== Collected data entries ==
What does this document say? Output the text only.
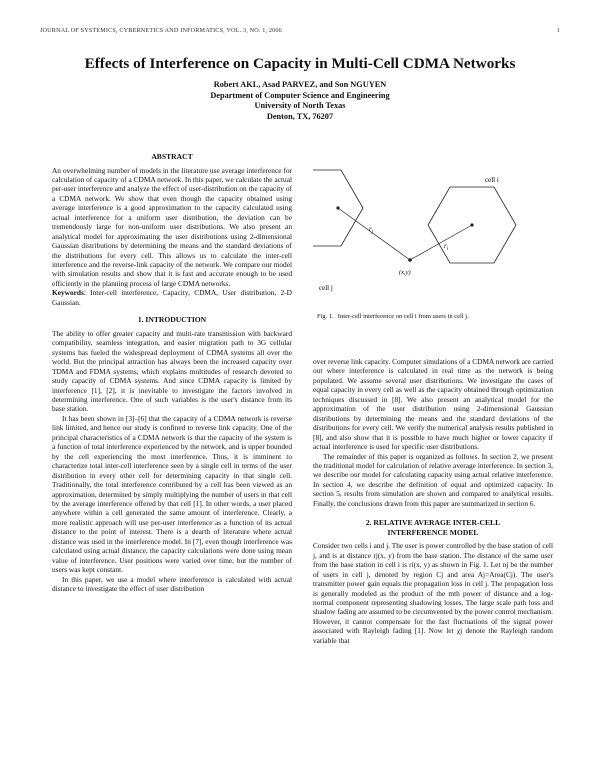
JOURNAL OF SYSTEMICS, CYBERNETICS AND INFORMATICS, VOL. 3, NO. 1, 2006	1
Effects of Interference on Capacity in Multi-Cell CDMA Networks
Robert AKL, Asad PARVEZ, and Son NGUYEN
Department of Computer Science and Engineering
University of North Texas
Denton, TX, 76207
ABSTRACT

An overwhelming number of models in the literature use average interference for calculation of capacity of a CDMA network. In this paper, we calculate the actual per-user interference and analyze the effect of user-distribution on the capacity of a CDMA network. We show that even though the capacity obtained using average interference is a good approximation to the capacity calculated using actual interference for a uniform user distribution, the deviation can be tremendously large for non-uniform user distributions. We also present an analytical model for approximating the user distributions using 2-dimensional Gaussian distributions by determining the means and the standard deviations of the distributions for every cell. This allows us to calculate the inter-cell interference and the reverse-link capacity of the network. We compare our model with simulation results and show that it is fast and accurate enough to be used efficiently in the planning process of large CDMA networks.

Keywords: Inter-cell interference, Capacity, CDMA, User distribution, 2-D Gaussian.

1. INTRODUCTION

The ability to offer greater capacity and multi-rate transmission with backward compatibility, seamless integration, and easier migration path to 3G cellular systems has fueled the widespread deployment of CDMA systems all over the world. But the principal attraction has always been the increased capacity over TDMA and FDMA systems, which explains multitudes of research devoted to study capacity of CDMA systems. And since CDMA capacity is limited by interference [1], [2], it is inevitable to investigate the factors involved in determining interference. One of such variables is the user's distance from its base station.

It has been shown in [3]–[6] that the capacity of a CDMA network is reverse link limited, and hence our study is confined to reverse link capacity. One of the principal characteristics of a CDMA network is that the capacity of the system is a function of total interference experienced by the network, and is upper bounded by the cell experiencing the most interference. Thus, it is imminent to characterize total inter-cell interference seen by a single cell in terms of the user distribution in every other cell for determining capacity in that single cell. Traditionally, the total interference contributed by a cell has been viewed as an approximation, determined by simply multiplying the number of users in that cell by the average interference offered by that cell [1]. In other words, a user placed anywhere within a cell generated the same amount of interference. Clearly, a more realistic approach will use per-user interference as a function of its actual distance to the point of interest. There is a dearth of literature where actual distance was used in the interference model. In [7], even though interference was calculated using actual distance, the capacity calculations were done using mean value of interference. User positions were varied over time, but the number of users was kept constant.

In this paper, we use a model where interference is calculated with actual distance to investigate the effect of user distribution

cell i
$r_i$
$r_j$
(x,y)
cell j
Fig. 1. Inter-cell interference on cell i from users in cell j.

over reverse link capacity. Computer simulations of a CDMA network are carried out where interference is calculated in real time as the network is being populated. We assume several user distributions. We investigate the cases of equal capacity in every cell as well as the capacity obtained through optimization techniques discussed in [8]. We also present an analytical model for the approximation of the user distribution using 2-dimensional Gaussian distributions by determining the means and the standard deviations of the distributions for every cell. We verify the numerical analysis results published in [8], and also show that it is possible to have much higher or lower capacity if actual interference is used for specific user distributions.

The remainder of this paper is organized as follows. In section 2, we present the traditional model for calculation of relative average interference. In section 3, we describe our model for calculating capacity using actual relative interference. In section 4, we describe the definition of equal and optimized capacity. In section 5, results from simulation are shown and compared to analytical results. Finally, the conclusions drawn from this paper are summarized in section 6.

2. RELATIVE AVERAGE INTER-CELL
INTERFERENCE MODEL

Consider two cells i and j. The user is power controlled by the base station of cell j, and is at distance rj(x, y) from the base station. The distance of the same user from the base station in cell i is ri(x, y) as shown in Fig. 1. Let nj be the number of users in cell j, denoted by region Cj and area Aj=Area(Cj). The user's transmitter power gain equals the propagation loss in cell j. The propagation loss is generally modeled as the product of the mth power of distance and a log-normal component representing shadowing losses. The large scale path loss and shadow fading are assumed to be circumvented by the power control mechanism. However, it cannot compensate for the fast fluctuations of the signal power associated with Rayleigh fading [1]. Now let χj denote the Rayleigh random variable that
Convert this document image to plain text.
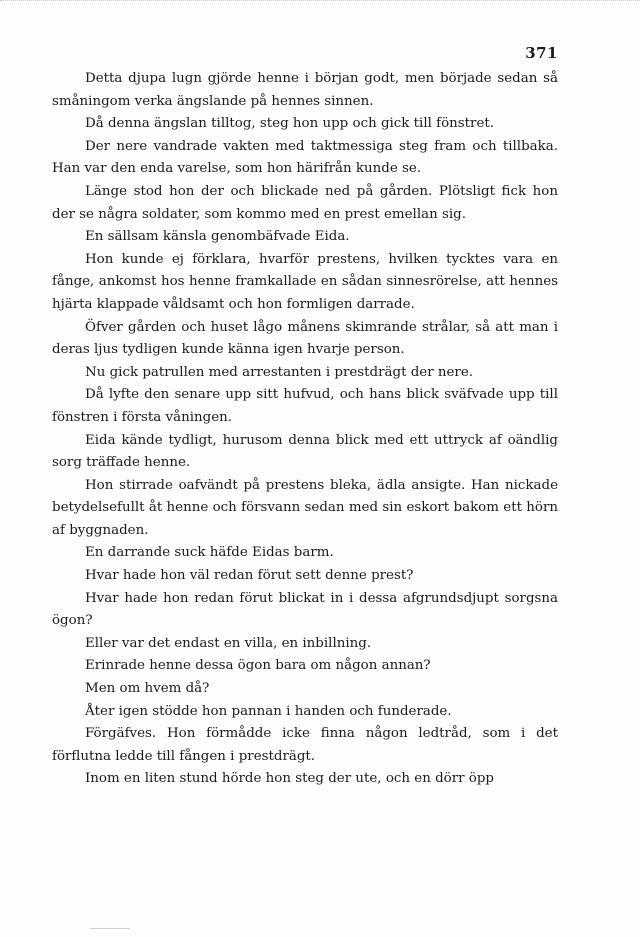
371

Detta djupa lugn gjörde henne i början godt, men började sedan så småningom verka ängslande på hennes sinnen.

Då denna ängslan tilltog, steg hon upp och gick till fönstret.

Der nere vandrade vakten med taktmessiga steg fram och tillbaka. Han var den enda varelse, som hon härifrån kunde se.

Länge stod hon der och blickade ned på gården. Plötsligt fick hon der se några soldater, som kommo med en prest emellan sig.

En sällsam känsla genombäfvade Eida.

Hon kunde ej förklara, hvarför prestens, hvilken tycktes vara en fånge, ankomst hos henne framkallade en sådan sinnesrörelse, att hennes hjärta klappade våldsamt och hon formligen darrade.

Öfver gården och huset lågo månens skimrande strålar, så att man i deras ljus tydligen kunde känna igen hvarje person.

Nu gick patrullen med arrestanten i prestdrägt der nere.

Då lyfte den senare upp sitt hufvud, och hans blick sväfvade upp till fönstren i första våningen.

Eida kände tydligt, hurusom denna blick med ett uttryck af oändlig sorg träffade henne.

Hon stirrade oafvändt på prestens bleka, ädla ansigte. Han nickade betydelsefullt åt henne och försvann sedan med sin eskort bakom ett hörn af byggnaden.

En darrande suck häfde Eidas barm.

Hvar hade hon väl redan förut sett denne prest?

Hvar hade hon redan förut blickat in i dessa afgrundsdjupt sorgsna ögon?

Eller var det endast en villa, en inbillning.

Erinrade henne dessa ögon bara om någon annan?

Men om hvem då?

Åter igen stödde hon pannan i handen och funderade.

Förgäfves. Hon förmådde icke finna någon ledtråd, som i det förflutna ledde till fången i prestdrägt.

Inom en liten stund hörde hon steg der ute, och en dörr öpp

== TASK TO CARRY OUT ==
Where a line above contains the word "text", copy that line.

== RESPONSE BOX ==
What does this document say? Output the text only.
Convert this document image to plain text.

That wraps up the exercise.